• **Objective**
Print the listing that follows, character for character.
** begin Records supplied **
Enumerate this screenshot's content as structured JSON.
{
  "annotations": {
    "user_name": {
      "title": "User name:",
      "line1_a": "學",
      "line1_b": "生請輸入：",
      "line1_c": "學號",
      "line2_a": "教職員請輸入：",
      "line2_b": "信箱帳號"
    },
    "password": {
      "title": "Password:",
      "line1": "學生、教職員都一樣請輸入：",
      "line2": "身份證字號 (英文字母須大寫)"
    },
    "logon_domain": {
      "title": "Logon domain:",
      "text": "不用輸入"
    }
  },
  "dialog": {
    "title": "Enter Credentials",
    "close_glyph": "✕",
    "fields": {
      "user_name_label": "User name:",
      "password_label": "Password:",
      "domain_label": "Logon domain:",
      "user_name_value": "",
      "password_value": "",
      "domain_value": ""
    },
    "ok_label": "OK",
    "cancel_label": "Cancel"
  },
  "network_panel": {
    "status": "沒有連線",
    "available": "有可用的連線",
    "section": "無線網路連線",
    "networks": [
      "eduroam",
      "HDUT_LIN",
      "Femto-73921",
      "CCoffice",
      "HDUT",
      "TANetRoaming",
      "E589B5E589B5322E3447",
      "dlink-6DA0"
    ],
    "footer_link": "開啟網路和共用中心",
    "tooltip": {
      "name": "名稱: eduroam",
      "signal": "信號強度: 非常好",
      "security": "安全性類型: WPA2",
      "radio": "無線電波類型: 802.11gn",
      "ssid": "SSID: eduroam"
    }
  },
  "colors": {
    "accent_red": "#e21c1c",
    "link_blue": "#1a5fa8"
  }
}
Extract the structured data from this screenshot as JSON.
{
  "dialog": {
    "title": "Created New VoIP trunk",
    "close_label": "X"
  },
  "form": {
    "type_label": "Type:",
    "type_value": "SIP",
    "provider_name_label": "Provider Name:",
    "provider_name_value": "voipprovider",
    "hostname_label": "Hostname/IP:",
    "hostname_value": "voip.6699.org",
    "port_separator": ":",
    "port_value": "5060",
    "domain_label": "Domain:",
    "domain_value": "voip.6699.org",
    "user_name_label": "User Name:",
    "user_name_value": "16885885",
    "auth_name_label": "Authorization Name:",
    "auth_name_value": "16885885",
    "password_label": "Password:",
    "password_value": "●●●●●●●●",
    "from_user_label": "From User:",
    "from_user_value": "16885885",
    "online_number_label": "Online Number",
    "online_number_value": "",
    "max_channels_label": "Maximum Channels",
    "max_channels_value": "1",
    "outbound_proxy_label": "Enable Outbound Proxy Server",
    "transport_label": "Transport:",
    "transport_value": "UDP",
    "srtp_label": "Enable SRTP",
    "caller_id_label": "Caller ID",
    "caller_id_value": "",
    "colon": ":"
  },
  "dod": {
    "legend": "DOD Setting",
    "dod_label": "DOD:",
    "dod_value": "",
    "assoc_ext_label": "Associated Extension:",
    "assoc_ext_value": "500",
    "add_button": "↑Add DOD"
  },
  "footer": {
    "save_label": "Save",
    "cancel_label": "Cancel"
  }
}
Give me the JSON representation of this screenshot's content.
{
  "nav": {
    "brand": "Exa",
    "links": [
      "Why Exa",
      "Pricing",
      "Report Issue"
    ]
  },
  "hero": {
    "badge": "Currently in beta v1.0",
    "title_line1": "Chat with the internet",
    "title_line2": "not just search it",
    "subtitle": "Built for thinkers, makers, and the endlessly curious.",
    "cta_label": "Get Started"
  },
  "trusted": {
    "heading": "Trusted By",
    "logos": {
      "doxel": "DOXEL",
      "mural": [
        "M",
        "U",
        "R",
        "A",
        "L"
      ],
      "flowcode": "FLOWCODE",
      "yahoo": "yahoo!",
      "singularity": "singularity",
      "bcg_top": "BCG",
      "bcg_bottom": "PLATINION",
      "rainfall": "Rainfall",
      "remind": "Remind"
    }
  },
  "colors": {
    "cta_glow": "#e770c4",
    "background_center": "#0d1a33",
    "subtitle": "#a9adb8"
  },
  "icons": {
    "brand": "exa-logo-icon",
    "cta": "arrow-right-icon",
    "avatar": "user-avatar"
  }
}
** end Records supplied **
• **Answer**
Enumerate this screenshot's content as structured JSON.
{
  "annotations": {
    "user_name": {
      "title": "User name:",
      "line1_a": "學",
      "line1_b": "生請輸入：",
      "line1_c": "學號",
      "line2_a": "教職員請輸入：",
      "line2_b": "信箱帳號"
    },
    "password": {
      "title": "Password:",
      "line1": "學生、教職員都一樣請輸入：",
      "line2": "身份證字號 (英文字母須大寫)"
    },
    "logon_domain": {
      "title": "Logon domain:",
      "text": "不用輸入"
    }
  },
  "dialog": {
    "title": "Enter Credentials",
    "close_glyph": "✕",
    "fields": {
      "user_name_label": "User name:",
      "password_label": "Password:",
      "domain_label": "Logon domain:",
      "user_name_value": "",
      "password_value": "",
      "domain_value": ""
    },
    "ok_label": "OK",
    "cancel_label": "Cancel"
  },
  "network_panel": {
    "status": "沒有連線",
    "available": "有可用的連線",
    "section": "無線網路連線",
    "networks": [
      "eduroam",
      "HDUT_LIN",
      "Femto-73921",
      "CCoffice",
      "HDUT",
      "TANetRoaming",
      "E589B5E589B5322E3447",
      "dlink-6DA0"
    ],
    "footer_link": "開啟網路和共用中心",
    "tooltip": {
      "name": "名稱: eduroam",
      "signal": "信號強度: 非常好",
      "security": "安全性類型: WPA2",
      "radio": "無線電波類型: 802.11gn",
      "ssid": "SSID: eduroam"
    }
  },
  "colors": {
    "accent_red": "#e21c1c",
    "link_blue": "#1a5fa8"
  }
}
Extract the structured data from this screenshot as JSON.
{
  "dialog": {
    "title": "Created New VoIP trunk",
    "close_label": "X"
  },
  "form": {
    "type_label": "Type:",
    "type_value": "SIP",
    "provider_name_label": "Provider Name:",
    "provider_name_value": "voipprovider",
    "hostname_label": "Hostname/IP:",
    "hostname_value": "voip.6699.org",
    "port_separator": ":",
    "port_value": "5060",
    "domain_label": "Domain:",
    "domain_value": "voip.6699.org",
    "user_name_label": "User Name:",
    "user_name_value": "16885885",
    "auth_name_label": "Authorization Name:",
    "auth_name_value": "16885885",
    "password_label": "Password:",
    "password_value": "●●●●●●●●",
    "from_user_label": "From User:",
    "from_user_value": "16885885",
    "online_number_label": "Online Number",
    "online_number_value": "",
    "max_channels_label": "Maximum Channels",
    "max_channels_value": "1",
    "outbound_proxy_label": "Enable Outbound Proxy Server",
    "transport_label": "Transport:",
    "transport_value": "UDP",
    "srtp_label": "Enable SRTP",
    "caller_id_label": "Caller ID",
    "caller_id_value": "",
    "colon": ":"
  },
  "dod": {
    "legend": "DOD Setting",
    "dod_label": "DOD:",
    "dod_value": "",
    "assoc_ext_label": "Associated Extension:",
    "assoc_ext_value": "500",
    "add_button": "↑Add DOD"
  },
  "footer": {
    "save_label": "Save",
    "cancel_label": "Cancel"
  }
}
Give me the JSON representation of this screenshot's content.
{
  "nav": {
    "brand": "Exa",
    "links": [
      "Why Exa",
      "Pricing",
      "Report Issue"
    ]
  },
  "hero": {
    "badge": "Currently in beta v1.0",
    "title_line1": "Chat with the internet",
    "title_line2": "not just search it",
    "subtitle": "Built for thinkers, makers, and the endlessly curious.",
    "cta_label": "Get Started"
  },
  "trusted": {
    "heading": "Trusted By",
    "logos": {
      "doxel": "DOXEL",
      "mural": [
        "M",
        "U",
        "R",
        "A",
        "L"
      ],
      "flowcode": "FLOWCODE",
      "yahoo": "yahoo!",
      "singularity": "singularity",
      "bcg_top": "BCG",
      "bcg_bottom": "PLATINION",
      "rainfall": "Rainfall",
      "remind": "Remind"
    }
  },
  "colors": {
    "cta_glow": "#e770c4",
    "background_center": "#0d1a33",
    "subtitle": "#a9adb8"
  },
  "icons": {
    "brand": "exa-logo-icon",
    "cta": "arrow-right-icon",
    "avatar": "user-avatar"
  }
}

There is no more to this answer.